# [To-do list]
[1] Copy out the part of the records that begins with the line containing "data-point-exp-data: [393, 1617, 410, 1633]" and ends with the line containing "x-axis-label-subscript: cms: [606, 1124, 668, 1159]", keeping both of those lines.
[2] Pick up the forum thread about a low Passmark CPU score from where it stops.

# [Extract]
::::::
Athlon X4 631 scores 4323 in Passmark.

http://www.cpubenchmark.net/cpu_list.php

Edit:



InternalSys said:


> Well i know about the 4323 average CPU score... but none knows what are the frequencies they are tested at... cos i looked at the test and it says they are all tested at stock. And when i test mine at stock it has only 3200 CPU score which is way lower then the average, thats why i asked if i have some problem



All reviews are tested at stock, unless it says otherwise.

Your score might be low for many reasons. CPU scores tend to isolate RAM and GPU bottlenecks, so your issue could be a conflict on a software or driver level, if you haven't done so already, it might be worth formatting your HDD and reinstalling windows.


----------



## InternalSys (Mar 7, 2012)
::::::
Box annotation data
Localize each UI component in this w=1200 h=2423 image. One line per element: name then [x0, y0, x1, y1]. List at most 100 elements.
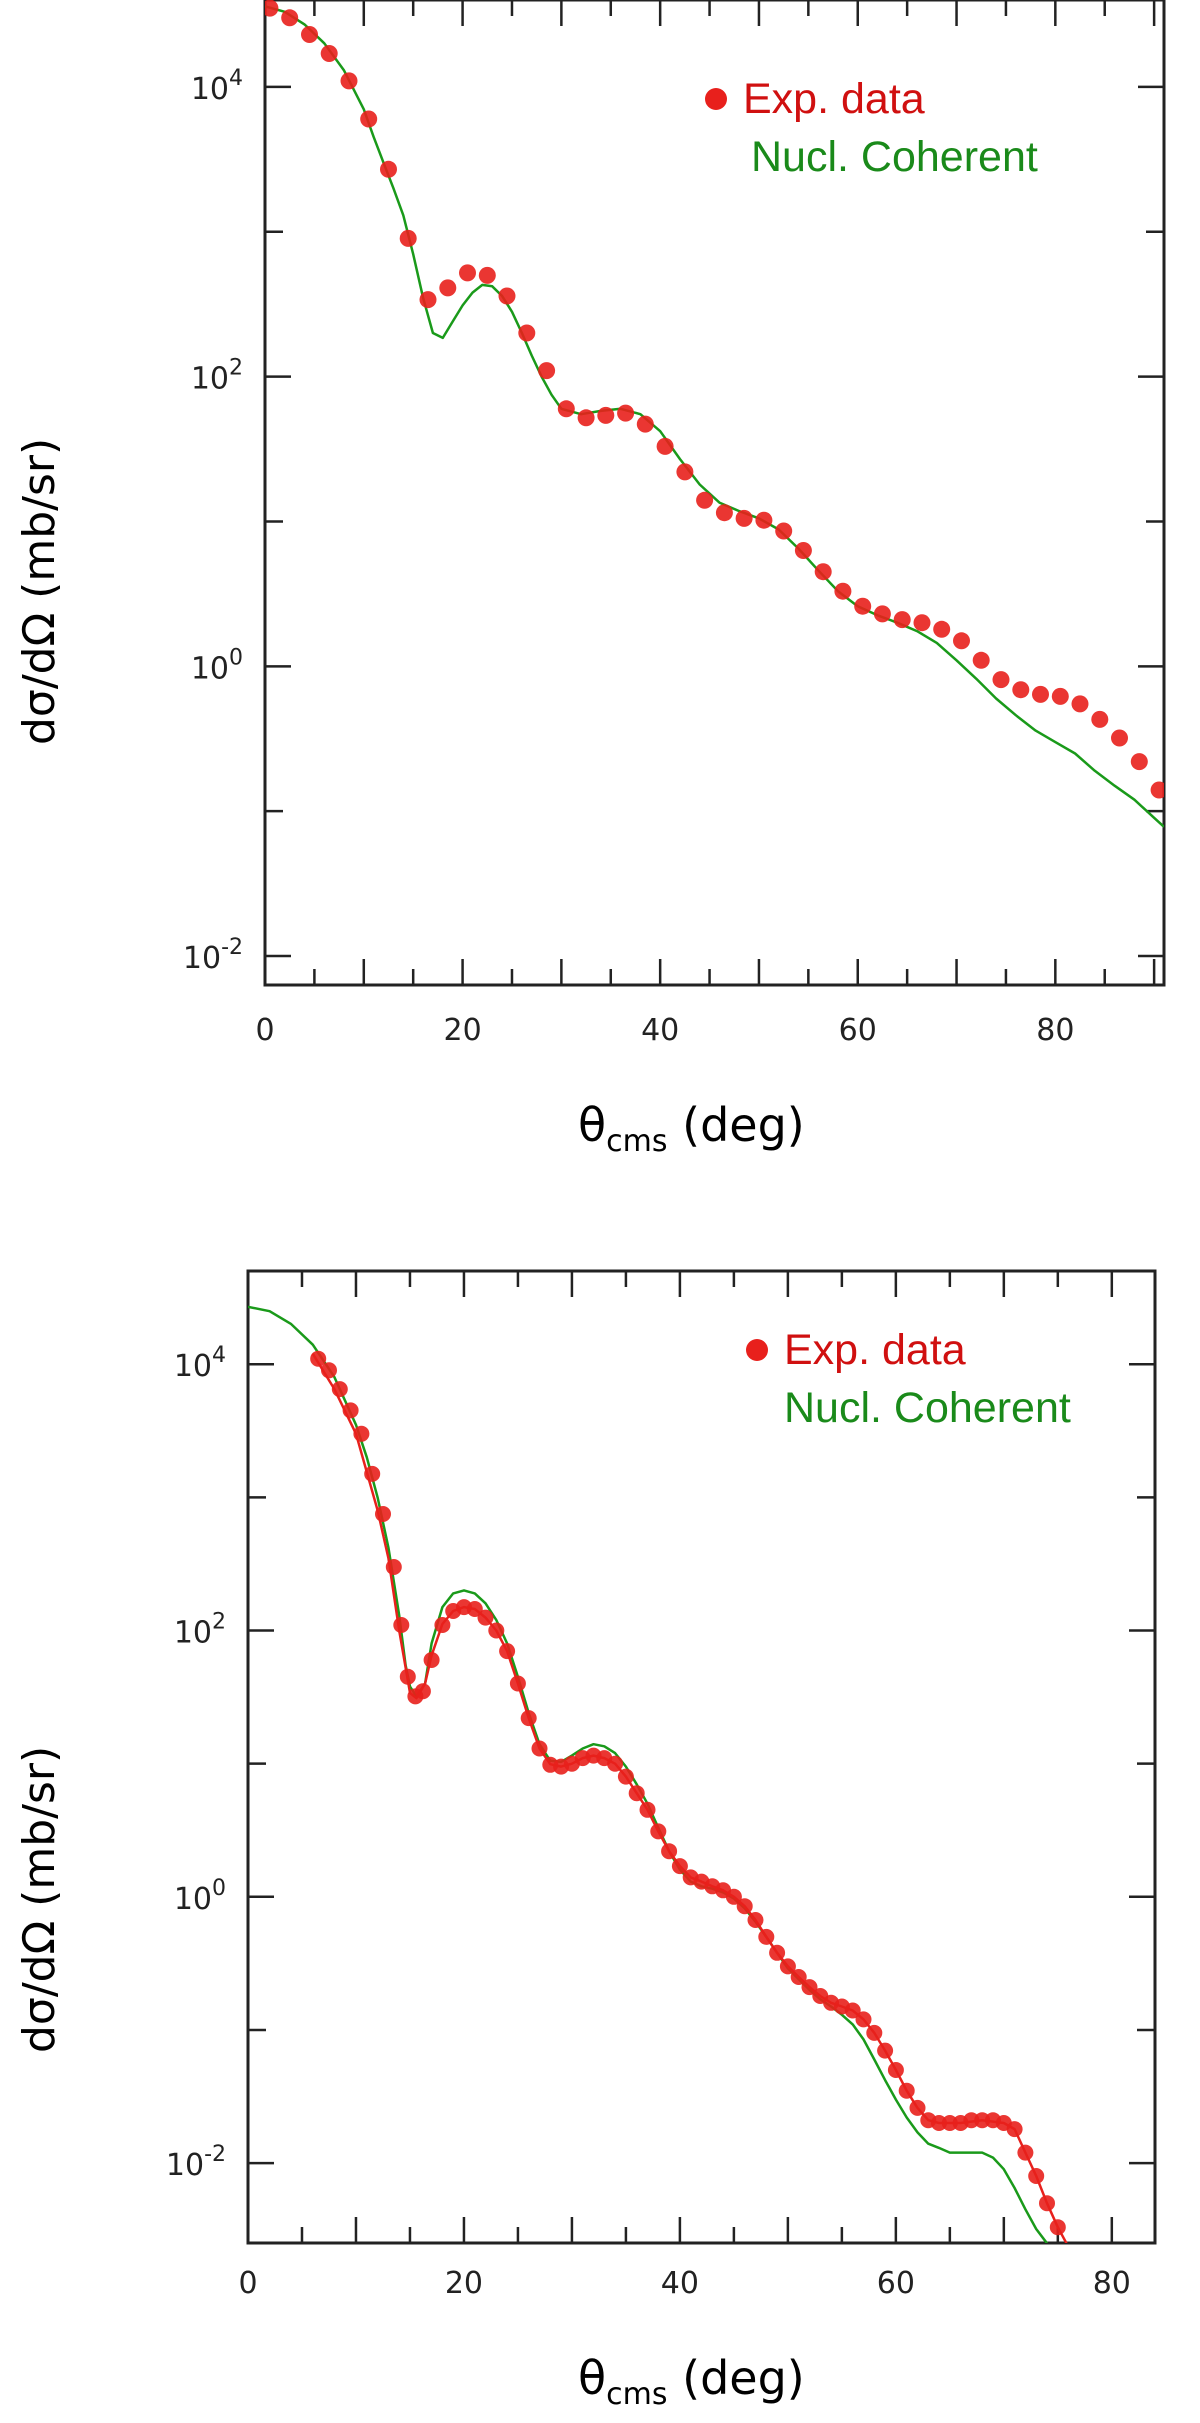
data-point-exp-data: [393, 1617, 410, 1633]
x-axis-label-subscript: cms: [606, 2377, 668, 2412]
legend-entry-exp-data: Exp. data: [746, 1321, 1071, 1379]
data-point-exp-data: [320, 45, 338, 62]
data-point-exp-data: [509, 1675, 526, 1692]
data-point-exp-data: [790, 1969, 807, 1985]
data-point-exp-data: [736, 1898, 753, 1915]
data-point-exp-data: [617, 1768, 634, 1785]
data-point-exp-data: [801, 1979, 818, 1996]
data-point-exp-data: [1017, 2144, 1034, 2161]
data-point-exp-data: [661, 1843, 678, 1860]
data-point-exp-data: [656, 437, 674, 455]
x-axis-label-unit: (deg): [667, 1098, 805, 1152]
data-point-exp-data: [893, 611, 911, 629]
data-point-exp-data: [617, 404, 635, 422]
y-axis-label-bottom: dσ/dΩ (mb/sr): [14, 1745, 65, 2053]
data-point-exp-data: [331, 1381, 348, 1398]
data-point-exp-data: [518, 324, 536, 342]
y-tick-label: 102: [191, 356, 243, 397]
data-point-exp-data: [419, 291, 437, 309]
x-tick-label: 40: [641, 1013, 679, 1048]
data-point-exp-data: [380, 160, 397, 178]
data-point-exp-data: [434, 1617, 451, 1633]
data-point-exp-data: [310, 1350, 327, 1367]
data-point-exp-data: [779, 1958, 796, 1975]
data-point-exp-data: [1049, 2219, 1066, 2236]
legend-entry-nucl-coherent: Nucl. Coherent: [746, 1379, 1071, 1437]
data-point-exp-data: [866, 2024, 883, 2041]
data-point-exp-data: [466, 1601, 483, 1617]
y-tick-label: 10-2: [183, 935, 243, 976]
data-point-exp-data: [265, 0, 279, 17]
data-point-exp-data: [488, 1622, 505, 1639]
data-point-exp-data: [281, 9, 299, 27]
data-point-exp-data: [1091, 710, 1109, 728]
data-point-exp-data: [1130, 753, 1148, 771]
x-tick-label: 0: [238, 2266, 257, 2301]
plot-area: [265, 0, 1164, 828]
x-axis-label-unit: (deg): [667, 2351, 805, 2405]
data-point-exp-data: [814, 563, 832, 581]
plot-frame: [263, 0, 1166, 987]
x-axis-label-subscript: cms: [606, 1124, 668, 1159]
x-tick-label: 20: [445, 2266, 483, 2301]
data-point-exp-data: [478, 266, 496, 284]
data-point-exp-data: [735, 509, 753, 527]
data-point-exp-data: [353, 1425, 370, 1442]
data-point-exp-data: [855, 2011, 872, 2028]
plot-area: [248, 1305, 1068, 2243]
legend-label-exp-data: Exp. data: [743, 74, 925, 123]
chart-panel-top: 0 20 40 60 80 10-2 100 102 104 Exp. data Nucl. C…: [0, 0, 1200, 1190]
y-tick-label: 100: [191, 645, 243, 686]
data-point-exp-data: [360, 110, 378, 128]
legend-bottom: Exp. data Nucl. Coherent: [746, 1321, 1071, 1437]
data-point-exp-data: [794, 542, 812, 559]
data-point-exp-data: [775, 522, 793, 540]
series-line-nucl-coherent: [248, 1305, 1048, 2243]
y-axis-label-top: dσ/dΩ (mb/sr): [14, 437, 65, 745]
data-point-exp-data: [499, 1643, 516, 1660]
data-point-exp-data: [933, 620, 951, 638]
chart-bottom-svg: 0 20 40 60 80 10-2 100 102 104: [166, 1269, 1157, 2301]
x-tick-label: 80: [1036, 1013, 1074, 1048]
legend-marker-exp-data: [705, 88, 727, 110]
data-point-exp-data: [844, 2002, 861, 2019]
data-point-exp-data: [399, 229, 417, 247]
data-point-exp-data: [1028, 2168, 1045, 2184]
x-axis-label-top: θcms (deg): [578, 1098, 805, 1159]
y-tick-label: 100: [174, 1876, 226, 1917]
data-point-exp-data: [913, 614, 931, 632]
data-point-exp-data: [715, 504, 733, 522]
data-point-exp-data: [877, 2042, 894, 2059]
x-tick-label: 80: [1093, 2266, 1131, 2301]
y-tick-label: 10-2: [166, 2142, 226, 2183]
data-point-exp-data: [758, 1928, 775, 1945]
data-point-exp-data: [854, 597, 872, 615]
data-point-exp-data: [577, 409, 595, 427]
legend-entry-nucl-coherent: Nucl. Coherent: [705, 128, 1038, 186]
y-tick-label: 104: [191, 66, 243, 107]
data-point-exp-data: [639, 1801, 656, 1818]
x-axis-label-symbol: θ: [578, 1098, 607, 1152]
data-point-exp-data: [301, 26, 318, 43]
data-point-exp-data: [399, 1668, 416, 1685]
x-tick-label: 20: [443, 1013, 481, 1048]
data-point-exp-data: [607, 1755, 624, 1772]
x-tick-label: 0: [255, 1013, 274, 1048]
data-point-exp-data: [1071, 695, 1089, 713]
data-point-exp-data: [887, 2062, 904, 2078]
x-tick-label: 60: [877, 2266, 915, 2301]
x-tick-label: 40: [661, 2266, 699, 2301]
data-point-exp-data: [342, 1402, 359, 1419]
data-point-exp-data: [477, 1609, 494, 1626]
data-point-exp-data: [953, 632, 970, 650]
data-point-exp-data: [375, 1506, 391, 1522]
chart-panel-bottom: 0 20 40 60 80 10-2 100 102 104 Exp. data Nucl. C…: [0, 1233, 1200, 2423]
data-point-exp-data: [725, 1888, 742, 1905]
data-point-exp-data: [992, 671, 1010, 689]
data-point-exp-data: [498, 287, 516, 305]
data-point-exp-data: [538, 362, 556, 380]
legend-label-exp-data: Exp. data: [784, 1325, 966, 1374]
data-point-exp-data: [1039, 2195, 1055, 2212]
legend-label-nucl-coherent: Nucl. Coherent: [784, 1383, 1071, 1432]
::::::
# [Written answers]
[1]
data-point-exp-data: [393, 1617, 410, 1633]
x-axis-label-subscript: cms: [606, 2377, 668, 2412]
legend-entry-exp-data: Exp. data: [746, 1321, 1071, 1379]
data-point-exp-data: [320, 45, 338, 62]
data-point-exp-data: [509, 1675, 526, 1692]
data-point-exp-data: [790, 1969, 807, 1985]
data-point-exp-data: [736, 1898, 753, 1915]
data-point-exp-data: [617, 1768, 634, 1785]
data-point-exp-data: [801, 1979, 818, 1996]
data-point-exp-data: [1017, 2144, 1034, 2161]
data-point-exp-data: [661, 1843, 678, 1860]
data-point-exp-data: [656, 437, 674, 455]
x-axis-label-unit: (deg): [667, 1098, 805, 1152]
data-point-exp-data: [893, 611, 911, 629]
data-point-exp-data: [617, 404, 635, 422]
y-axis-label-bottom: dσ/dΩ (mb/sr): [14, 1745, 65, 2053]
data-point-exp-data: [331, 1381, 348, 1398]
data-point-exp-data: [518, 324, 536, 342]
y-tick-label: 102: [191, 356, 243, 397]
data-point-exp-data: [419, 291, 437, 309]
x-tick-label: 40: [641, 1013, 679, 1048]
data-point-exp-data: [380, 160, 397, 178]
data-point-exp-data: [434, 1617, 451, 1633]
data-point-exp-data: [310, 1350, 327, 1367]
data-point-exp-data: [779, 1958, 796, 1975]
data-point-exp-data: [1049, 2219, 1066, 2236]
legend-entry-nucl-coherent: Nucl. Coherent: [746, 1379, 1071, 1437]
data-point-exp-data: [866, 2024, 883, 2041]
data-point-exp-data: [466, 1601, 483, 1617]
y-tick-label: 10-2: [183, 935, 243, 976]
data-point-exp-data: [265, 0, 279, 17]
data-point-exp-data: [488, 1622, 505, 1639]
data-point-exp-data: [281, 9, 299, 27]
data-point-exp-data: [1091, 710, 1109, 728]
data-point-exp-data: [1130, 753, 1148, 771]
x-tick-label: 0: [238, 2266, 257, 2301]
plot-area: [265, 0, 1164, 828]
x-axis-label-unit: (deg): [667, 2351, 805, 2405]
data-point-exp-data: [814, 563, 832, 581]
plot-frame: [263, 0, 1166, 987]
x-axis-label-subscript: cms: [606, 1124, 668, 1159]

[2]
Well i know about the 4323 average CPU score... but none knows what are the frequencies they are tested at... cos i looked at the test and it says they are all tested at stock. And when i test mine at stock it has only 3200 CPU score which is way lower then the average, thats why i asked if i have some problem


----------



## Aquinus (Mar 8, 2012)

InternalSys said:


> Well i saw a 3 tera flops on PS2 CPU and 20k flops on i7 extreme thats it



A: That number isn't unrealistic, but it is for 8 years ago. If you read the page I brought up you will see that the chip in the PS3 only does something like 200gflops on all 8 processing "elements" but keep in mind that this CPU is much more like a GPU than anything else. When you try to use it as a regular CPU, it is actually *very* slow.

Also keep in mind that the processor was designed to be scalable in parallel workloads, something that is pretty rare.

You can mix memory but keep in mind that your system will downclock (and time) to the slowest stick in your system. There are also added complications that might prevent you from fully utilizing the power of your memory. It's wise to stick with the same type of memory but it will work without it.

My only warning is you could run into stability issues, even more so if they're designed for different voltages and timings.


----------



## InternalSys (Mar 8, 2012)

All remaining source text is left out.